Exercise: Restate the entries below verbatim.

A run of records:

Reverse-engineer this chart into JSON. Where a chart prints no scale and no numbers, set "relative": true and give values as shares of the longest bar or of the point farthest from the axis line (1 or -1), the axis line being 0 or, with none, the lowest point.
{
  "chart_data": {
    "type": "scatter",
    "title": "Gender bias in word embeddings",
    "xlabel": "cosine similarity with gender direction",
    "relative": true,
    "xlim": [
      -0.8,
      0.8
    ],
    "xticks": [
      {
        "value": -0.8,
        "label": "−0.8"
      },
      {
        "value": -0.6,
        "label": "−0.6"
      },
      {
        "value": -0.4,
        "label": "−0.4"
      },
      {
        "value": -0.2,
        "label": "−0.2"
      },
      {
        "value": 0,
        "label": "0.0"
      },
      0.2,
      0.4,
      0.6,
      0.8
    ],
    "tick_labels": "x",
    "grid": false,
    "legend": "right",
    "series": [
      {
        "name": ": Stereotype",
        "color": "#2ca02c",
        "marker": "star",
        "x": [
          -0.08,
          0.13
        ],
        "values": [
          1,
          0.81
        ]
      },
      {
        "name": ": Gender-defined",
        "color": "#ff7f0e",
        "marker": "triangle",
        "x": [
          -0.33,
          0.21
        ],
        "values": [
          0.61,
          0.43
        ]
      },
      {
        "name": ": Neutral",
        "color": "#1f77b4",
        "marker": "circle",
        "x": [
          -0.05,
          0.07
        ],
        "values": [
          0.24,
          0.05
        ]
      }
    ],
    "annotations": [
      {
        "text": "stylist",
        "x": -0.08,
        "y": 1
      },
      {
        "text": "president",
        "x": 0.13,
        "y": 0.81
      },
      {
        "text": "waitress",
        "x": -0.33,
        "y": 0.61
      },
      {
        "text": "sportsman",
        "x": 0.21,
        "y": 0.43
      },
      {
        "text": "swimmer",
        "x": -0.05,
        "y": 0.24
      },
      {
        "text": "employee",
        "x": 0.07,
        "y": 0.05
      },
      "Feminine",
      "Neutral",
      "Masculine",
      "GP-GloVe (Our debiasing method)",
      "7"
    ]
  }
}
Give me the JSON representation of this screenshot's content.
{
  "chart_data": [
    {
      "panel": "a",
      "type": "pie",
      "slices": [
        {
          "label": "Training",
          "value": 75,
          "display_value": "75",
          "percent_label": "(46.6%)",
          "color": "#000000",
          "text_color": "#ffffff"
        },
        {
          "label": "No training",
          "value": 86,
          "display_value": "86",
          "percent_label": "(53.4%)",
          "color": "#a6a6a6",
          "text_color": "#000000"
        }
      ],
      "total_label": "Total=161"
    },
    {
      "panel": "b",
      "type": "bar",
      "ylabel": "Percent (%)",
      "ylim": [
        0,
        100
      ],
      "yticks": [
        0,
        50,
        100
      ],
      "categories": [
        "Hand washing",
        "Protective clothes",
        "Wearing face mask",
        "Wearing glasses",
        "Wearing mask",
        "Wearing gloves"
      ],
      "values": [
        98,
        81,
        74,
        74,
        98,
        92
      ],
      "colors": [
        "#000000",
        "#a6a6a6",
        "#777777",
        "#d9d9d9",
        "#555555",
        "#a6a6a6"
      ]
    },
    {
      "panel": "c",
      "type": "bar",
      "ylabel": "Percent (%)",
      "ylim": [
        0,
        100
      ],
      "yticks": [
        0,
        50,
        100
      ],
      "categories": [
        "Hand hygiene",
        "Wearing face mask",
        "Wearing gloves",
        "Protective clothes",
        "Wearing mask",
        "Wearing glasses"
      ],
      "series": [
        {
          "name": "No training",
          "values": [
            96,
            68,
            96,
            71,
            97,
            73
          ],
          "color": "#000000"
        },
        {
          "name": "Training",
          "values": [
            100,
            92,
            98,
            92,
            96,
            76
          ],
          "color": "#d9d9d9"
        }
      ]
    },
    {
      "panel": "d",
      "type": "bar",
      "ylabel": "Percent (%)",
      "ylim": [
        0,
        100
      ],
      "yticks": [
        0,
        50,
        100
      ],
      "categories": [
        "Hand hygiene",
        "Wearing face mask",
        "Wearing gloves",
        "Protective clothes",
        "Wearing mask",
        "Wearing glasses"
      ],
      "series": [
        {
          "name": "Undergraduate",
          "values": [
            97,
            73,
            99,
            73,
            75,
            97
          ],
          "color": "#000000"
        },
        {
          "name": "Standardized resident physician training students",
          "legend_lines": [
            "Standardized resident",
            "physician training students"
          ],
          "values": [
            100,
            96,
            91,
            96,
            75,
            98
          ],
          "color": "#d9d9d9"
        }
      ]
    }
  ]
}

Task result:
Reverse-engineer this chart into JSON. Where a chart prints no scale and no numbers, set "relative": true and give values as shares of the longest bar or of the point farthest from the axis line (1 or -1), the axis line being 0 or, with none, the lowest point.
{
  "chart_data": {
    "type": "scatter",
    "title": "Gender bias in word embeddings",
    "xlabel": "cosine similarity with gender direction",
    "relative": true,
    "xlim": [
      -0.8,
      0.8
    ],
    "xticks": [
      {
        "value": -0.8,
        "label": "−0.8"
      },
      {
        "value": -0.6,
        "label": "−0.6"
      },
      {
        "value": -0.4,
        "label": "−0.4"
      },
      {
        "value": -0.2,
        "label": "−0.2"
      },
      {
        "value": 0,
        "label": "0.0"
      },
      0.2,
      0.4,
      0.6,
      0.8
    ],
    "tick_labels": "x",
    "grid": false,
    "legend": "right",
    "series": [
      {
        "name": ": Stereotype",
        "color": "#2ca02c",
        "marker": "star",
        "x": [
          -0.08,
          0.13
        ],
        "values": [
          1,
          0.81
        ]
      },
      {
        "name": ": Gender-defined",
        "color": "#ff7f0e",
        "marker": "triangle",
        "x": [
          -0.33,
          0.21
        ],
        "values": [
          0.61,
          0.43
        ]
      },
      {
        "name": ": Neutral",
        "color": "#1f77b4",
        "marker": "circle",
        "x": [
          -0.05,
          0.07
        ],
        "values": [
          0.24,
          0.05
        ]
      }
    ],
    "annotations": [
      {
        "text": "stylist",
        "x": -0.08,
        "y": 1
      },
      {
        "text": "president",
        "x": 0.13,
        "y": 0.81
      },
      {
        "text": "waitress",
        "x": -0.33,
        "y": 0.61
      },
      {
        "text": "sportsman",
        "x": 0.21,
        "y": 0.43
      },
      {
        "text": "swimmer",
        "x": -0.05,
        "y": 0.24
      },
      {
        "text": "employee",
        "x": 0.07,
        "y": 0.05
      },
      "Feminine",
      "Neutral",
      "Masculine",
      "GP-GloVe (Our debiasing method)",
      "7"
    ]
  }
}
Give me the JSON representation of this screenshot's content.
{
  "chart_data": [
    {
      "panel": "a",
      "type": "pie",
      "slices": [
        {
          "label": "Training",
          "value": 75,
          "display_value": "75",
          "percent_label": "(46.6%)",
          "color": "#000000",
          "text_color": "#ffffff"
        },
        {
          "label": "No training",
          "value": 86,
          "display_value": "86",
          "percent_label": "(53.4%)",
          "color": "#a6a6a6",
          "text_color": "#000000"
        }
      ],
      "total_label": "Total=161"
    },
    {
      "panel": "b",
      "type": "bar",
      "ylabel": "Percent (%)",
      "ylim": [
        0,
        100
      ],
      "yticks": [
        0,
        50,
        100
      ],
      "categories": [
        "Hand washing",
        "Protective clothes",
        "Wearing face mask",
        "Wearing glasses",
        "Wearing mask",
        "Wearing gloves"
      ],
      "values": [
        98,
        81,
        74,
        74,
        98,
        92
      ],
      "colors": [
        "#000000",
        "#a6a6a6",
        "#777777",
        "#d9d9d9",
        "#555555",
        "#a6a6a6"
      ]
    },
    {
      "panel": "c",
      "type": "bar",
      "ylabel": "Percent (%)",
      "ylim": [
        0,
        100
      ],
      "yticks": [
        0,
        50,
        100
      ],
      "categories": [
        "Hand hygiene",
        "Wearing face mask",
        "Wearing gloves",
        "Protective clothes",
        "Wearing mask",
        "Wearing glasses"
      ],
      "series": [
        {
          "name": "No training",
          "values": [
            96,
            68,
            96,
            71,
            97,
            73
          ],
          "color": "#000000"
        },
        {
          "name": "Training",
          "values": [
            100,
            92,
            98,
            92,
            96,
            76
          ],
          "color": "#d9d9d9"
        }
      ]
    },
    {
      "panel": "d",
      "type": "bar",
      "ylabel": "Percent (%)",
      "ylim": [
        0,
        100
      ],
      "yticks": [
        0,
        50,
        100
      ],
      "categories": [
        "Hand hygiene",
        "Wearing face mask",
        "Wearing gloves",
        "Protective clothes",
        "Wearing mask",
        "Wearing glasses"
      ],
      "series": [
        {
          "name": "Undergraduate",
          "values": [
            97,
            73,
            99,
            73,
            75,
            97
          ],
          "color": "#000000"
        },
        {
          "name": "Standardized resident physician training students",
          "legend_lines": [
            "Standardized resident",
            "physician training students"
          ],
          "values": [
            100,
            96,
            91,
            96,
            75,
            98
          ],
          "color": "#d9d9d9"
        }
      ]
    }
  ]
}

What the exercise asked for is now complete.